• Extracted material
-------

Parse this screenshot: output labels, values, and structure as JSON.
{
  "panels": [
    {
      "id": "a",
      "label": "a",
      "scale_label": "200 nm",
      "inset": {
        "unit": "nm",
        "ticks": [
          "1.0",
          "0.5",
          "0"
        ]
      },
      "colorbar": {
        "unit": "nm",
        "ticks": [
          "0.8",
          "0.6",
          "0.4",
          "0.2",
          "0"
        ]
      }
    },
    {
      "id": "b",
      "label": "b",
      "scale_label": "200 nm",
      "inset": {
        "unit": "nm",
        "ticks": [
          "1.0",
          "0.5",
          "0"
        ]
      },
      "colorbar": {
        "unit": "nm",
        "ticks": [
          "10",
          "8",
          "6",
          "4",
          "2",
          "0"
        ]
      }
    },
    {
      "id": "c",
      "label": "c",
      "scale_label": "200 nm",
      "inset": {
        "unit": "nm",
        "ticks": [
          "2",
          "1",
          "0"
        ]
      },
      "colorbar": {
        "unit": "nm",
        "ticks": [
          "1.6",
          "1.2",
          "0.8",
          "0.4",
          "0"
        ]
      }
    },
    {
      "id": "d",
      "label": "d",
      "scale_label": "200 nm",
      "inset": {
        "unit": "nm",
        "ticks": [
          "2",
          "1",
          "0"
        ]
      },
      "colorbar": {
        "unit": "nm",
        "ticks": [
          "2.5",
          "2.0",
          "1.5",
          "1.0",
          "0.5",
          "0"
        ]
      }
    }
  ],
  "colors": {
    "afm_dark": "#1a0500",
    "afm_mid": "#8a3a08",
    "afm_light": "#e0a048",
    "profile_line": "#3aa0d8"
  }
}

-------

Give back the whole listing, word for word.

Parse this screenshot: output labels, values, and structure as JSON.
{
  "panels": [
    {
      "id": "a",
      "label": "a",
      "scale_label": "200 nm",
      "inset": {
        "unit": "nm",
        "ticks": [
          "1.0",
          "0.5",
          "0"
        ]
      },
      "colorbar": {
        "unit": "nm",
        "ticks": [
          "0.8",
          "0.6",
          "0.4",
          "0.2",
          "0"
        ]
      }
    },
    {
      "id": "b",
      "label": "b",
      "scale_label": "200 nm",
      "inset": {
        "unit": "nm",
        "ticks": [
          "1.0",
          "0.5",
          "0"
        ]
      },
      "colorbar": {
        "unit": "nm",
        "ticks": [
          "10",
          "8",
          "6",
          "4",
          "2",
          "0"
        ]
      }
    },
    {
      "id": "c",
      "label": "c",
      "scale_label": "200 nm",
      "inset": {
        "unit": "nm",
        "ticks": [
          "2",
          "1",
          "0"
        ]
      },
      "colorbar": {
        "unit": "nm",
        "ticks": [
          "1.6",
          "1.2",
          "0.8",
          "0.4",
          "0"
        ]
      }
    },
    {
      "id": "d",
      "label": "d",
      "scale_label": "200 nm",
      "inset": {
        "unit": "nm",
        "ticks": [
          "2",
          "1",
          "0"
        ]
      },
      "colorbar": {
        "unit": "nm",
        "ticks": [
          "2.5",
          "2.0",
          "1.5",
          "1.0",
          "0.5",
          "0"
        ]
      }
    }
  ],
  "colors": {
    "afm_dark": "#1a0500",
    "afm_mid": "#8a3a08",
    "afm_light": "#e0a048",
    "profile_line": "#3aa0d8"
  }
}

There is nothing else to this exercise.